* BEGIN RECORDS *

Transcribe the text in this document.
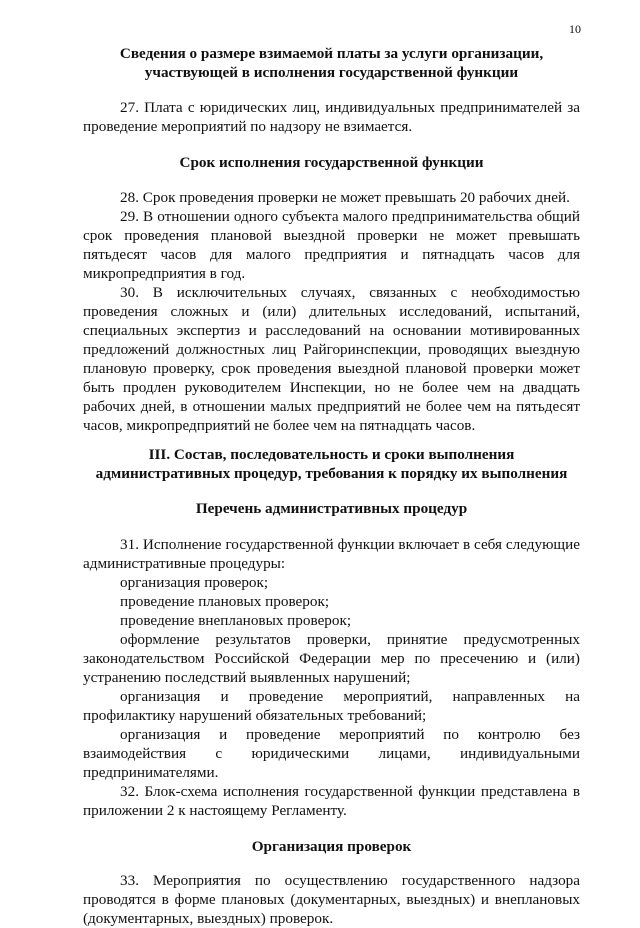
10
Сведения о размере взимаемой платы за услуги организации,
участвующей в исполнения государственной функции

27. Плата с юридических лиц, индивидуальных предпринимателей за проведение мероприятий по надзору не взимается.

Срок исполнения государственной функции

28. Срок проведения проверки не может превышать 20 рабочих дней.

29. В отношении одного субъекта малого предпринимательства общий срок проведения плановой выездной проверки не может превышать пятьдесят часов для малого предприятия и пятнадцать часов для микропредприятия в год.

30. В исключительных случаях, связанных с необходимостью проведения сложных и (или) длительных исследований, испытаний, специальных экспертиз и расследований на основании мотивированных предложений должностных лиц Райгоринспекции, проводящих выездную плановую проверку, срок проведения выездной плановой проверки может быть продлен руководителем Инспекции, но не более чем на двадцать рабочих дней, в отношении малых предприятий не более чем на пятьдесят часов, микропредприятий не более чем на пятнадцать часов.

III. Состав, последовательность и сроки выполнения
административных процедур, требования к порядку их выполнения
Перечень административных процедур

31. Исполнение государственной функции включает в себя следующие административные процедуры:

организация проверок;

проведение плановых проверок;

проведение внеплановых проверок;

оформление результатов проверки, принятие предусмотренных законодательством Российской Федерации мер по пресечению и (или) устранению последствий выявленных нарушений;

организация и проведение мероприятий, направленных на профилактику нарушений обязательных требований;

организация и проведение мероприятий по контролю без взаимодействия с юридическими лицами, индивидуальными предпринимателями.

32. Блок-схема исполнения государственной функции представлена в приложении 2 к настоящему Регламенту.

Организация проверок

33. Мероприятия по осуществлению государственного надзора проводятся в форме плановых (документарных, выездных) и внеплановых (документарных, выездных) проверок.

* END RECORDS *

[THE EXERCISE] Leaving out the pictures, repeat the data above exactly.

[EXERCISE RESPONSE]
Transcribe the text in this document.
10
Сведения о размере взимаемой платы за услуги организации,
участвующей в исполнения государственной функции

27. Плата с юридических лиц, индивидуальных предпринимателей за проведение мероприятий по надзору не взимается.

Срок исполнения государственной функции

28. Срок проведения проверки не может превышать 20 рабочих дней.

29. В отношении одного субъекта малого предпринимательства общий срок проведения плановой выездной проверки не может превышать пятьдесят часов для малого предприятия и пятнадцать часов для микропредприятия в год.

30. В исключительных случаях, связанных с необходимостью проведения сложных и (или) длительных исследований, испытаний, специальных экспертиз и расследований на основании мотивированных предложений должностных лиц Райгоринспекции, проводящих выездную плановую проверку, срок проведения выездной плановой проверки может быть продлен руководителем Инспекции, но не более чем на двадцать рабочих дней, в отношении малых предприятий не более чем на пятьдесят часов, микропредприятий не более чем на пятнадцать часов.

III. Состав, последовательность и сроки выполнения
административных процедур, требования к порядку их выполнения
Перечень административных процедур

31. Исполнение государственной функции включает в себя следующие административные процедуры:

организация проверок;

проведение плановых проверок;

проведение внеплановых проверок;

оформление результатов проверки, принятие предусмотренных законодательством Российской Федерации мер по пресечению и (или) устранению последствий выявленных нарушений;

организация и проведение мероприятий, направленных на профилактику нарушений обязательных требований;

организация и проведение мероприятий по контролю без взаимодействия с юридическими лицами, индивидуальными предпринимателями.

32. Блок-схема исполнения государственной функции представлена в приложении 2 к настоящему Регламенту.

Организация проверок

33. Мероприятия по осуществлению государственного надзора проводятся в форме плановых (документарных, выездных) и внеплановых (документарных, выездных) проверок.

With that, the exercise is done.